- _The task_: Extract the complete listing and output it unchanged.
==========
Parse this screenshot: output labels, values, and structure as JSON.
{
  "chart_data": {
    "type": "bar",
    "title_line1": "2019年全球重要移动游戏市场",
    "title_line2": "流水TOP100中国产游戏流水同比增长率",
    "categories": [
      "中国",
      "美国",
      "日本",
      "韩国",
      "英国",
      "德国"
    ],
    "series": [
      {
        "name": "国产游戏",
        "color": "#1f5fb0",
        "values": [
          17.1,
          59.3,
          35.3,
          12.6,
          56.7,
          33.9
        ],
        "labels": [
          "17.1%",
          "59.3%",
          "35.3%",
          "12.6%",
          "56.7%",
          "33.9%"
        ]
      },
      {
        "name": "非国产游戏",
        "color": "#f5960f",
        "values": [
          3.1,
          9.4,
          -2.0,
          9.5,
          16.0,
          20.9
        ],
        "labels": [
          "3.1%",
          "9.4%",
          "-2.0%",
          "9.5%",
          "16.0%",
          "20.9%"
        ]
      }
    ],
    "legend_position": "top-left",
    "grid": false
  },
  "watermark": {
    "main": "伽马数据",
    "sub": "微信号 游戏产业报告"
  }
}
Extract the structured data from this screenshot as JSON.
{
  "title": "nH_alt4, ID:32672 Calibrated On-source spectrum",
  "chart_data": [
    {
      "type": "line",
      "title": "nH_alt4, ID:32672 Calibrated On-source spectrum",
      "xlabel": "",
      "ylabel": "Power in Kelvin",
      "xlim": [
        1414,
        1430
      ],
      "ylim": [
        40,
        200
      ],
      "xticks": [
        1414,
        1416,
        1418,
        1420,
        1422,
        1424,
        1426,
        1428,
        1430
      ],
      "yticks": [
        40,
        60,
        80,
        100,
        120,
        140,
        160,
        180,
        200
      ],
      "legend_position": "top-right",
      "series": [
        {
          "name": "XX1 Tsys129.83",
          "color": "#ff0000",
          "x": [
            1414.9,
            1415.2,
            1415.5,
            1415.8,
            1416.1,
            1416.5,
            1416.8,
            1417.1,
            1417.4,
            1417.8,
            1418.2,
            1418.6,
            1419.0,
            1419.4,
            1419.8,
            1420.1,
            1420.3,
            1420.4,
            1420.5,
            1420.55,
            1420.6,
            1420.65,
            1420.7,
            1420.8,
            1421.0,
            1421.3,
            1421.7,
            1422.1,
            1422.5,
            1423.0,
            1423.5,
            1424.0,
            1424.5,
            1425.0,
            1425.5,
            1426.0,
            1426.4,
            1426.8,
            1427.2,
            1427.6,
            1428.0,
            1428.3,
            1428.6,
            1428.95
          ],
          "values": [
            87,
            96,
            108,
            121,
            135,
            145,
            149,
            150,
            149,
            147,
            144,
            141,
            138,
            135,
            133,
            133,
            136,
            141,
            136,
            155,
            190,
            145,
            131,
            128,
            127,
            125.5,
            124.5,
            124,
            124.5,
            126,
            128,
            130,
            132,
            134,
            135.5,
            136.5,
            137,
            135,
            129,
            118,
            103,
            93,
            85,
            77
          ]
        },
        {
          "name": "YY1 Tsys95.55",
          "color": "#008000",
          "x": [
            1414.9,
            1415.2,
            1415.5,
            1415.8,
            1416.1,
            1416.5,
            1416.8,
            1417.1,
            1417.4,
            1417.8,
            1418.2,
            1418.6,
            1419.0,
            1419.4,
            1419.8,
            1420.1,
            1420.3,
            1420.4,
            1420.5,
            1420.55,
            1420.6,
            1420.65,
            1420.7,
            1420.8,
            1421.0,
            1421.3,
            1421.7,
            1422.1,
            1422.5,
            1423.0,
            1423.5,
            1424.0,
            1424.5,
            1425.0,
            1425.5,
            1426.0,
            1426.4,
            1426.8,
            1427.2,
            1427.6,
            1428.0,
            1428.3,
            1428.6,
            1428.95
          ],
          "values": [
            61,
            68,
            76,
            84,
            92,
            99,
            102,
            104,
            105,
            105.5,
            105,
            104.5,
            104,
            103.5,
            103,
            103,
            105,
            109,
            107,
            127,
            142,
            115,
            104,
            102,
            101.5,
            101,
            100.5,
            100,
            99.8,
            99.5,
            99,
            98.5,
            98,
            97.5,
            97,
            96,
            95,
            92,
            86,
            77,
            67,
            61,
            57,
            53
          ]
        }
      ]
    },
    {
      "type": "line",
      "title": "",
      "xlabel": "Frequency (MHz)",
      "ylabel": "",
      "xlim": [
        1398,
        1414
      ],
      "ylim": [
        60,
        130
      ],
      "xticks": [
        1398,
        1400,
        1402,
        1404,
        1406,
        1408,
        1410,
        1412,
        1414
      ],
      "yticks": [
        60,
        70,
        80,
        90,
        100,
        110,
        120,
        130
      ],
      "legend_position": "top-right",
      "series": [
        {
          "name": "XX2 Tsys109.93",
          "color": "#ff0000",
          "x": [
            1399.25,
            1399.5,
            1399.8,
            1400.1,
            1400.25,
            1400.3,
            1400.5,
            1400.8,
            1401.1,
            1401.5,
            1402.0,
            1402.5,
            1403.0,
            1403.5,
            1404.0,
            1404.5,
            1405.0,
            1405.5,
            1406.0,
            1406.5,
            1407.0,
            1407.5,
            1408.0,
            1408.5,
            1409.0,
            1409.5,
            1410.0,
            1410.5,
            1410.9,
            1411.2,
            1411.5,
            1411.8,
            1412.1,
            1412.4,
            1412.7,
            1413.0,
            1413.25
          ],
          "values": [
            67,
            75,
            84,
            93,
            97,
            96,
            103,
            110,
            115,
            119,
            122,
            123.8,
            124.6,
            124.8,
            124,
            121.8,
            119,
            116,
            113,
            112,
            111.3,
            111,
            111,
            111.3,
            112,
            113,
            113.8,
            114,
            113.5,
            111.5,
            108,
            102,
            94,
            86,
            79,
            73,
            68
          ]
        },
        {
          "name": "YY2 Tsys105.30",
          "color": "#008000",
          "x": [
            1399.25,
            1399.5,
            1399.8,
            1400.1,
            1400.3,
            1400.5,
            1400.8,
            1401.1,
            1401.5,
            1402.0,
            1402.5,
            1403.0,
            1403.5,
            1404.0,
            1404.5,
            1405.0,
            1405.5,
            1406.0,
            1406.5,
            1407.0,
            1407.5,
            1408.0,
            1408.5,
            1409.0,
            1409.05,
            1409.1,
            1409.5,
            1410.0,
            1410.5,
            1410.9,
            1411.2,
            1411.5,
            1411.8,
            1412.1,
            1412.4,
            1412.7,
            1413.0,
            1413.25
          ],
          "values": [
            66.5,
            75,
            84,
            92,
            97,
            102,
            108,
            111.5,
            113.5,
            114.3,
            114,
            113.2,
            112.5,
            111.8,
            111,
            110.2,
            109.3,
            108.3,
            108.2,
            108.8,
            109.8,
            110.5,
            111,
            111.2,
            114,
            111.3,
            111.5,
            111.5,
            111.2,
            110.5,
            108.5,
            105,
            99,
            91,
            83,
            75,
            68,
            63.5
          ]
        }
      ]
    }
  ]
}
==========
- _Result of this task_:
Parse this screenshot: output labels, values, and structure as JSON.
{
  "chart_data": {
    "type": "bar",
    "title_line1": "2019年全球重要移动游戏市场",
    "title_line2": "流水TOP100中国产游戏流水同比增长率",
    "categories": [
      "中国",
      "美国",
      "日本",
      "韩国",
      "英国",
      "德国"
    ],
    "series": [
      {
        "name": "国产游戏",
        "color": "#1f5fb0",
        "values": [
          17.1,
          59.3,
          35.3,
          12.6,
          56.7,
          33.9
        ],
        "labels": [
          "17.1%",
          "59.3%",
          "35.3%",
          "12.6%",
          "56.7%",
          "33.9%"
        ]
      },
      {
        "name": "非国产游戏",
        "color": "#f5960f",
        "values": [
          3.1,
          9.4,
          -2.0,
          9.5,
          16.0,
          20.9
        ],
        "labels": [
          "3.1%",
          "9.4%",
          "-2.0%",
          "9.5%",
          "16.0%",
          "20.9%"
        ]
      }
    ],
    "legend_position": "top-left",
    "grid": false
  },
  "watermark": {
    "main": "伽马数据",
    "sub": "微信号 游戏产业报告"
  }
}
Extract the structured data from this screenshot as JSON.
{
  "title": "nH_alt4, ID:32672 Calibrated On-source spectrum",
  "chart_data": [
    {
      "type": "line",
      "title": "nH_alt4, ID:32672 Calibrated On-source spectrum",
      "xlabel": "",
      "ylabel": "Power in Kelvin",
      "xlim": [
        1414,
        1430
      ],
      "ylim": [
        40,
        200
      ],
      "xticks": [
        1414,
        1416,
        1418,
        1420,
        1422,
        1424,
        1426,
        1428,
        1430
      ],
      "yticks": [
        40,
        60,
        80,
        100,
        120,
        140,
        160,
        180,
        200
      ],
      "legend_position": "top-right",
      "series": [
        {
          "name": "XX1 Tsys129.83",
          "color": "#ff0000",
          "x": [
            1414.9,
            1415.2,
            1415.5,
            1415.8,
            1416.1,
            1416.5,
            1416.8,
            1417.1,
            1417.4,
            1417.8,
            1418.2,
            1418.6,
            1419.0,
            1419.4,
            1419.8,
            1420.1,
            1420.3,
            1420.4,
            1420.5,
            1420.55,
            1420.6,
            1420.65,
            1420.7,
            1420.8,
            1421.0,
            1421.3,
            1421.7,
            1422.1,
            1422.5,
            1423.0,
            1423.5,
            1424.0,
            1424.5,
            1425.0,
            1425.5,
            1426.0,
            1426.4,
            1426.8,
            1427.2,
            1427.6,
            1428.0,
            1428.3,
            1428.6,
            1428.95
          ],
          "values": [
            87,
            96,
            108,
            121,
            135,
            145,
            149,
            150,
            149,
            147,
            144,
            141,
            138,
            135,
            133,
            133,
            136,
            141,
            136,
            155,
            190,
            145,
            131,
            128,
            127,
            125.5,
            124.5,
            124,
            124.5,
            126,
            128,
            130,
            132,
            134,
            135.5,
            136.5,
            137,
            135,
            129,
            118,
            103,
            93,
            85,
            77
          ]
        },
        {
          "name": "YY1 Tsys95.55",
          "color": "#008000",
          "x": [
            1414.9,
            1415.2,
            1415.5,
            1415.8,
            1416.1,
            1416.5,
            1416.8,
            1417.1,
            1417.4,
            1417.8,
            1418.2,
            1418.6,
            1419.0,
            1419.4,
            1419.8,
            1420.1,
            1420.3,
            1420.4,
            1420.5,
            1420.55,
            1420.6,
            1420.65,
            1420.7,
            1420.8,
            1421.0,
            1421.3,
            1421.7,
            1422.1,
            1422.5,
            1423.0,
            1423.5,
            1424.0,
            1424.5,
            1425.0,
            1425.5,
            1426.0,
            1426.4,
            1426.8,
            1427.2,
            1427.6,
            1428.0,
            1428.3,
            1428.6,
            1428.95
          ],
          "values": [
            61,
            68,
            76,
            84,
            92,
            99,
            102,
            104,
            105,
            105.5,
            105,
            104.5,
            104,
            103.5,
            103,
            103,
            105,
            109,
            107,
            127,
            142,
            115,
            104,
            102,
            101.5,
            101,
            100.5,
            100,
            99.8,
            99.5,
            99,
            98.5,
            98,
            97.5,
            97,
            96,
            95,
            92,
            86,
            77,
            67,
            61,
            57,
            53
          ]
        }
      ]
    },
    {
      "type": "line",
      "title": "",
      "xlabel": "Frequency (MHz)",
      "ylabel": "",
      "xlim": [
        1398,
        1414
      ],
      "ylim": [
        60,
        130
      ],
      "xticks": [
        1398,
        1400,
        1402,
        1404,
        1406,
        1408,
        1410,
        1412,
        1414
      ],
      "yticks": [
        60,
        70,
        80,
        90,
        100,
        110,
        120,
        130
      ],
      "legend_position": "top-right",
      "series": [
        {
          "name": "XX2 Tsys109.93",
          "color": "#ff0000",
          "x": [
            1399.25,
            1399.5,
            1399.8,
            1400.1,
            1400.25,
            1400.3,
            1400.5,
            1400.8,
            1401.1,
            1401.5,
            1402.0,
            1402.5,
            1403.0,
            1403.5,
            1404.0,
            1404.5,
            1405.0,
            1405.5,
            1406.0,
            1406.5,
            1407.0,
            1407.5,
            1408.0,
            1408.5,
            1409.0,
            1409.5,
            1410.0,
            1410.5,
            1410.9,
            1411.2,
            1411.5,
            1411.8,
            1412.1,
            1412.4,
            1412.7,
            1413.0,
            1413.25
          ],
          "values": [
            67,
            75,
            84,
            93,
            97,
            96,
            103,
            110,
            115,
            119,
            122,
            123.8,
            124.6,
            124.8,
            124,
            121.8,
            119,
            116,
            113,
            112,
            111.3,
            111,
            111,
            111.3,
            112,
            113,
            113.8,
            114,
            113.5,
            111.5,
            108,
            102,
            94,
            86,
            79,
            73,
            68
          ]
        },
        {
          "name": "YY2 Tsys105.30",
          "color": "#008000",
          "x": [
            1399.25,
            1399.5,
            1399.8,
            1400.1,
            1400.3,
            1400.5,
            1400.8,
            1401.1,
            1401.5,
            1402.0,
            1402.5,
            1403.0,
            1403.5,
            1404.0,
            1404.5,
            1405.0,
            1405.5,
            1406.0,
            1406.5,
            1407.0,
            1407.5,
            1408.0,
            1408.5,
            1409.0,
            1409.05,
            1409.1,
            1409.5,
            1410.0,
            1410.5,
            1410.9,
            1411.2,
            1411.5,
            1411.8,
            1412.1,
            1412.4,
            1412.7,
            1413.0,
            1413.25
          ],
          "values": [
            66.5,
            75,
            84,
            92,
            97,
            102,
            108,
            111.5,
            113.5,
            114.3,
            114,
            113.2,
            112.5,
            111.8,
            111,
            110.2,
            109.3,
            108.3,
            108.2,
            108.8,
            109.8,
            110.5,
            111,
            111.2,
            114,
            111.3,
            111.5,
            111.5,
            111.2,
            110.5,
            108.5,
            105,
            99,
            91,
            83,
            75,
            68,
            63.5
          ]
        }
      ]
    }
  ]
}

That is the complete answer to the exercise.